GOAL OF THE EXERCISE: Would you pull out every line of the material that contains the string "Fiscal"?

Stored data
- - - - -

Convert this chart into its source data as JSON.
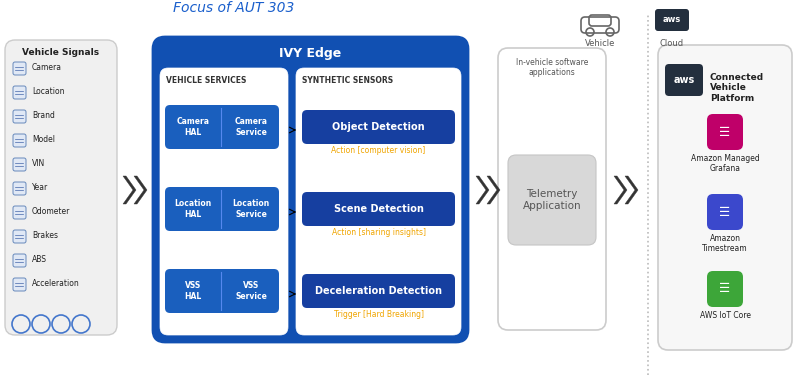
{
  "focus_label": "Focus of AUT 303",
  "ivy_edge_label": "IVY Edge",
  "vehicle_services_label": "VEHICLE SERVICES",
  "synthetic_sensors_label": "SYNTHETIC SENSORS",
  "vehicle_signals": [
    "Camera",
    "Location",
    "Brand",
    "Model",
    "VIN",
    "Year",
    "Odometer",
    "Brakes",
    "ABS",
    "Acceleration"
  ],
  "hal_services": [
    {
      "hal": "Camera\nHAL",
      "service": "Camera\nService"
    },
    {
      "hal": "Location\nHAL",
      "service": "Location\nService"
    },
    {
      "hal": "VSS\nHAL",
      "service": "VSS\nService"
    }
  ],
  "synthetic_detections": [
    {
      "name": "Object Detection",
      "action": "Action [computer vision]"
    },
    {
      "name": "Scene Detection",
      "action": "Action [sharing insights]"
    },
    {
      "name": "Deceleration Detection",
      "action": "Trigger [Hard Breaking]"
    }
  ],
  "invehicle_label": "In-vehicle software\napplications",
  "telemetry_label": "Telemetry\nApplication",
  "vehicle_label": "Vehicle",
  "cloud_label": "Cloud",
  "cvp_title": "Connected\nVehicle\nPlatform",
  "aws_services": [
    {
      "name": "Amazon Managed\nGrafana",
      "color": "#bf0069"
    },
    {
      "name": "Amazon\nTimestream",
      "color": "#3b48cc"
    },
    {
      "name": "AWS IoT Core",
      "color": "#3da639"
    }
  ],
  "bg_color": "#ffffff",
  "blue_outer": "#1150b2",
  "blue_inner": "#1a5fbe",
  "blue_box": "#1a5fbe",
  "blue_detect": "#163fa0",
  "white": "#ffffff",
  "orange_text": "#f0a500",
  "focus_color": "#1a5fcc",
  "gray_panel": "#f0f0f0",
  "gray_border": "#cccccc",
  "gray_tel": "#d8d8d8",
  "black_text": "#222222",
  "aws_dark": "#232f3e"
}
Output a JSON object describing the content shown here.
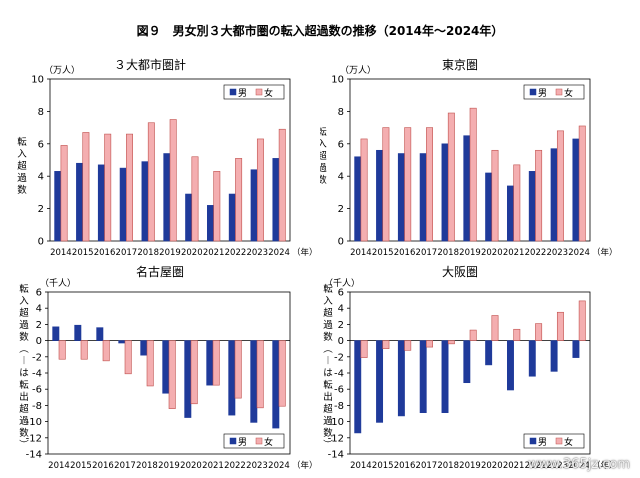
{
  "figure_title": "図９　男女別３大都市圏の転入超過数の推移（2014年～2024年）",
  "colors": {
    "male": "#1f3a9a",
    "female": "#f4aeb0",
    "female_border": "#c0504d"
  },
  "watermark": "www.365jz.com",
  "chart_data": [
    {
      "type": "bar",
      "title": "３大都市圏計",
      "unit": "（万人）",
      "ylabel": "転入超過数",
      "x_unit": "（年）",
      "ylim": [
        0,
        10
      ],
      "yticks": [
        0,
        2,
        4,
        6,
        8,
        10
      ],
      "categories": [
        "2014",
        "2015",
        "2016",
        "2017",
        "2018",
        "2019",
        "2020",
        "2021",
        "2022",
        "2023",
        "2024"
      ],
      "legend": "top-right",
      "series": [
        {
          "name": "男",
          "values": [
            4.3,
            4.8,
            4.7,
            4.5,
            4.9,
            5.4,
            2.9,
            2.2,
            2.9,
            4.4,
            5.1
          ]
        },
        {
          "name": "女",
          "values": [
            5.9,
            6.7,
            6.6,
            6.6,
            7.3,
            7.5,
            5.2,
            4.3,
            5.1,
            6.3,
            6.9
          ]
        }
      ]
    },
    {
      "type": "bar",
      "title": "東京圏",
      "unit": "（万人）",
      "ylabel": "転入超過数",
      "x_unit": "（年）",
      "ylim": [
        0,
        10
      ],
      "yticks": [
        0,
        2,
        4,
        6,
        8,
        10
      ],
      "categories": [
        "2014",
        "2015",
        "2016",
        "2017",
        "2018",
        "2019",
        "2020",
        "2021",
        "2022",
        "2023",
        "2024"
      ],
      "legend": "top-right",
      "series": [
        {
          "name": "男",
          "values": [
            5.2,
            5.6,
            5.4,
            5.4,
            6.0,
            6.5,
            4.2,
            3.4,
            4.3,
            5.7,
            6.3
          ]
        },
        {
          "name": "女",
          "values": [
            6.3,
            7.0,
            7.0,
            7.0,
            7.9,
            8.2,
            5.6,
            4.7,
            5.6,
            6.8,
            7.1
          ]
        }
      ]
    },
    {
      "type": "bar",
      "title": "名古屋圏",
      "unit": "（千人）",
      "ylabel": "転入超過数（－は転出超過数）",
      "x_unit": "（年）",
      "ylim": [
        -14,
        6
      ],
      "yticks": [
        -14,
        -12,
        -10,
        -8,
        -6,
        -4,
        -2,
        0,
        2,
        4,
        6
      ],
      "categories": [
        "2014",
        "2015",
        "2016",
        "2017",
        "2018",
        "2019",
        "2020",
        "2021",
        "2022",
        "2023",
        "2024"
      ],
      "legend": "bottom-right",
      "series": [
        {
          "name": "男",
          "values": [
            1.7,
            1.9,
            1.6,
            -0.3,
            -1.8,
            -6.5,
            -9.5,
            -5.5,
            -9.2,
            -10.1,
            -10.8
          ]
        },
        {
          "name": "女",
          "values": [
            -2.3,
            -2.3,
            -2.5,
            -4.1,
            -5.6,
            -8.4,
            -7.8,
            -5.5,
            -7.1,
            -8.3,
            -8.1
          ]
        }
      ]
    },
    {
      "type": "bar",
      "title": "大阪圏",
      "unit": "（千人）",
      "ylabel": "転入超過数（－は転出超過数）",
      "x_unit": "（年）",
      "ylim": [
        -14,
        6
      ],
      "yticks": [
        -14,
        -12,
        -10,
        -8,
        -6,
        -4,
        -2,
        0,
        2,
        4,
        6
      ],
      "categories": [
        "2014",
        "2015",
        "2016",
        "2017",
        "2018",
        "2019",
        "2020",
        "2021",
        "2022",
        "2023",
        "2024"
      ],
      "legend": "bottom-right",
      "series": [
        {
          "name": "男",
          "values": [
            -11.4,
            -10.1,
            -9.3,
            -8.9,
            -8.9,
            -5.2,
            -3.0,
            -6.1,
            -4.4,
            -3.8,
            -2.1
          ]
        },
        {
          "name": "女",
          "values": [
            -2.1,
            -1.0,
            -1.2,
            -0.8,
            -0.4,
            1.3,
            3.1,
            1.4,
            2.1,
            3.5,
            4.9
          ]
        }
      ]
    }
  ]
}
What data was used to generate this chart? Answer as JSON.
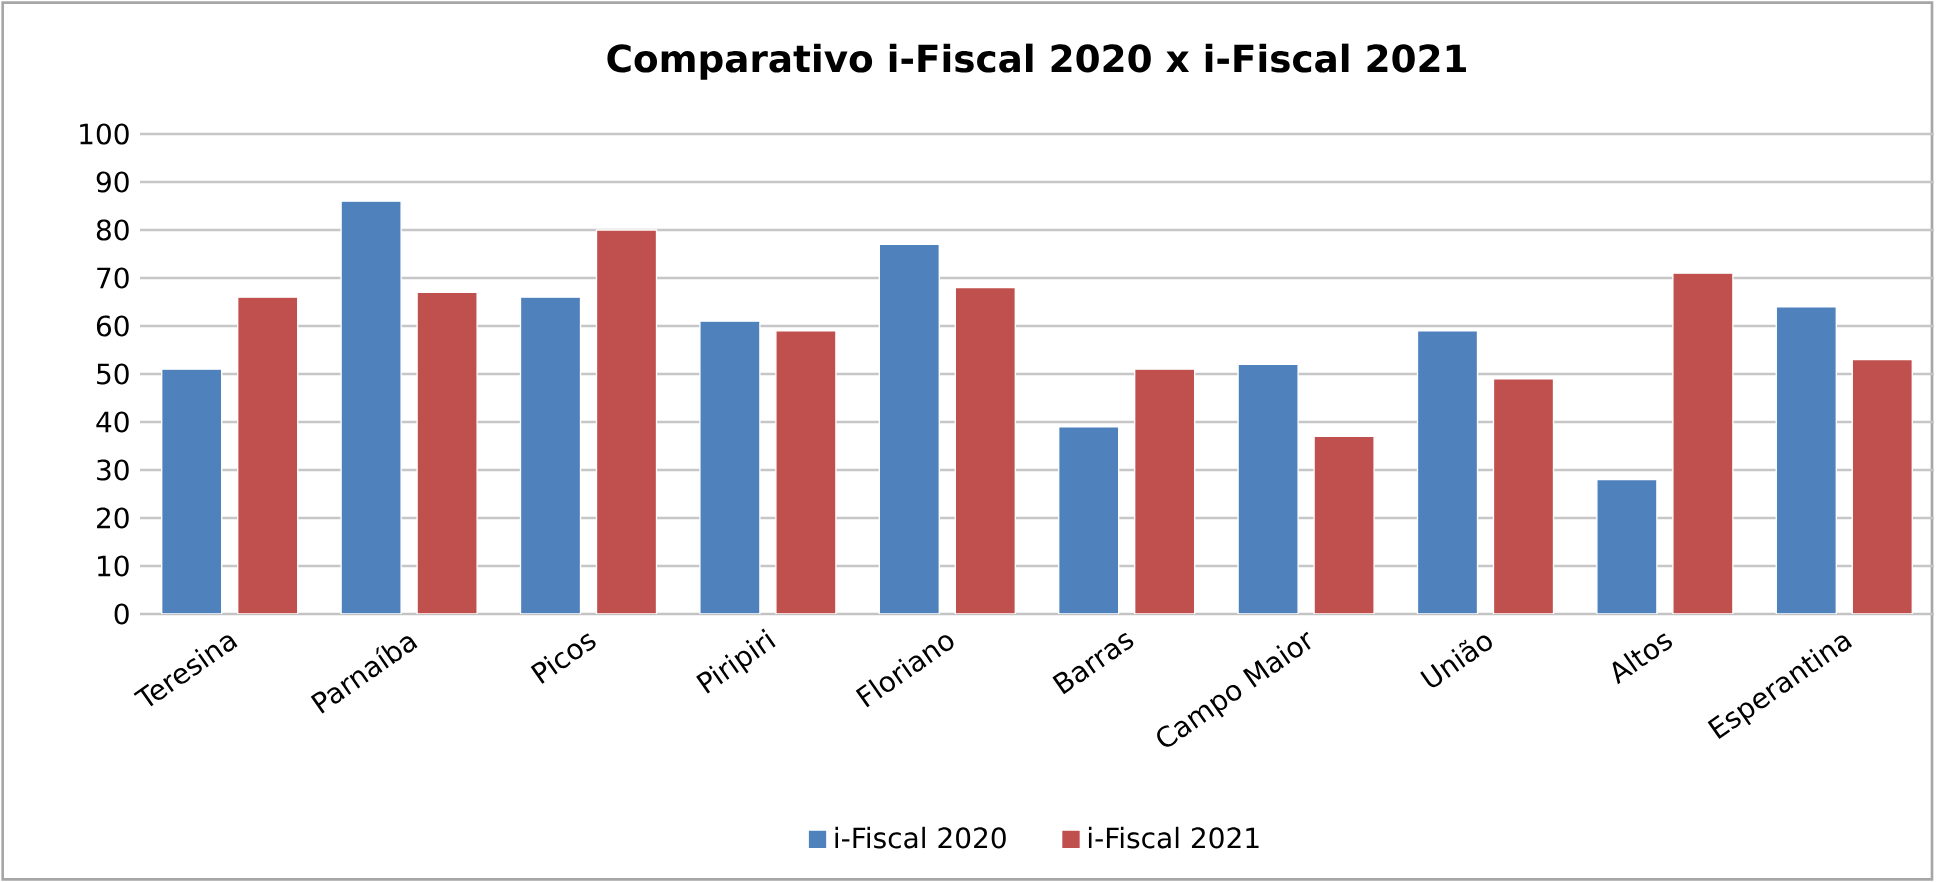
{
  "chart_data": {
    "type": "bar",
    "title": "Comparativo i-Fiscal 2020 x i-Fiscal 2021",
    "categories": [
      "Teresina",
      "Parnaíba",
      "Picos",
      "Piripiri",
      "Floriano",
      "Barras",
      "Campo Maior",
      "União",
      "Altos",
      "Esperantina"
    ],
    "series": [
      {
        "name": "i-Fiscal 2020",
        "color": "#4f81bd",
        "values": [
          51,
          86,
          66,
          61,
          77,
          39,
          52,
          59,
          28,
          64
        ]
      },
      {
        "name": "i-Fiscal 2021",
        "color": "#c0504d",
        "values": [
          66,
          67,
          80,
          59,
          68,
          51,
          37,
          49,
          71,
          53
        ]
      }
    ],
    "ylim": [
      0,
      100
    ],
    "yticks": [
      0,
      10,
      20,
      30,
      40,
      50,
      60,
      70,
      80,
      90,
      100
    ],
    "grid": "y",
    "legend": "bottom"
  }
}
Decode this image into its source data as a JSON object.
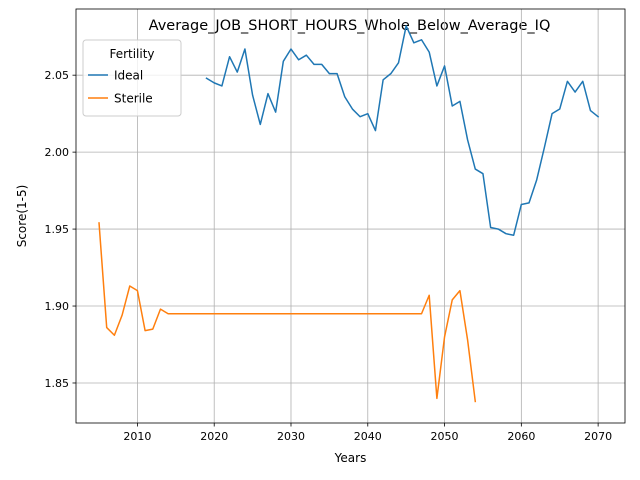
{
  "chart_data": {
    "type": "line",
    "title": "Average_JOB_SHORT_HOURS_Whole_Below_Average_IQ",
    "xlabel": "Years",
    "ylabel": "Score(1-5)",
    "xlim": [
      2002,
      2073.5
    ],
    "ylim": [
      1.824,
      2.093
    ],
    "x_ticks": [
      2010,
      2020,
      2030,
      2040,
      2050,
      2060,
      2070
    ],
    "y_ticks": [
      1.85,
      1.9,
      1.95,
      2.0,
      2.05
    ],
    "x_tick_labels": [
      "2010",
      "2020",
      "2030",
      "2040",
      "2050",
      "2060",
      "2070"
    ],
    "y_tick_labels": [
      "1.85",
      "1.90",
      "1.95",
      "2.00",
      "2.05"
    ],
    "grid": true,
    "legend": {
      "title": "Fertility",
      "placement": "top-left"
    },
    "series": [
      {
        "name": "Ideal",
        "color": "#1f77b4",
        "x": [
          2019,
          2020,
          2021,
          2022,
          2023,
          2024,
          2025,
          2026,
          2027,
          2028,
          2029,
          2030,
          2031,
          2032,
          2033,
          2034,
          2035,
          2036,
          2037,
          2038,
          2039,
          2040,
          2041,
          2042,
          2043,
          2044,
          2045,
          2046,
          2047,
          2048,
          2049,
          2050,
          2051,
          2052,
          2053,
          2054,
          2055,
          2056,
          2057,
          2058,
          2059,
          2060,
          2061,
          2062,
          2063,
          2064,
          2065,
          2066,
          2067,
          2068,
          2069,
          2070
        ],
        "values": [
          2.048,
          2.045,
          2.043,
          2.062,
          2.052,
          2.067,
          2.037,
          2.018,
          2.038,
          2.026,
          2.059,
          2.067,
          2.06,
          2.063,
          2.057,
          2.057,
          2.051,
          2.051,
          2.036,
          2.028,
          2.023,
          2.025,
          2.014,
          2.047,
          2.051,
          2.058,
          2.082,
          2.071,
          2.073,
          2.065,
          2.043,
          2.056,
          2.03,
          2.033,
          2.008,
          1.989,
          1.986,
          1.951,
          1.95,
          1.947,
          1.946,
          1.966,
          1.967,
          1.982,
          2.003,
          2.025,
          2.028,
          2.046,
          2.039,
          2.046,
          2.027,
          2.023
        ]
      },
      {
        "name": "Sterile",
        "color": "#ff7f0e",
        "x": [
          2005,
          2006,
          2007,
          2008,
          2009,
          2010,
          2011,
          2012,
          2013,
          2014,
          2015,
          2016,
          2017,
          2018,
          2019,
          2020,
          2021,
          2022,
          2023,
          2024,
          2025,
          2026,
          2027,
          2028,
          2029,
          2030,
          2031,
          2032,
          2033,
          2034,
          2035,
          2036,
          2037,
          2038,
          2039,
          2040,
          2041,
          2042,
          2043,
          2044,
          2045,
          2046,
          2047,
          2048,
          2049,
          2050,
          2051,
          2052,
          2053,
          2054
        ],
        "values": [
          1.954,
          1.886,
          1.881,
          1.894,
          1.913,
          1.91,
          1.884,
          1.885,
          1.898,
          1.895,
          1.895,
          1.895,
          1.895,
          1.895,
          1.895,
          1.895,
          1.895,
          1.895,
          1.895,
          1.895,
          1.895,
          1.895,
          1.895,
          1.895,
          1.895,
          1.895,
          1.895,
          1.895,
          1.895,
          1.895,
          1.895,
          1.895,
          1.895,
          1.895,
          1.895,
          1.895,
          1.895,
          1.895,
          1.895,
          1.895,
          1.895,
          1.895,
          1.895,
          1.907,
          1.84,
          1.88,
          1.904,
          1.91,
          1.878,
          1.838
        ]
      }
    ]
  }
}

- - - - -

CORRECT ANSWER:
    "title": "Comparativo i-Fiscal 2020 x i-Fiscal 2021",
        "name": "i-Fiscal 2020",
        "name": "i-Fiscal 2021",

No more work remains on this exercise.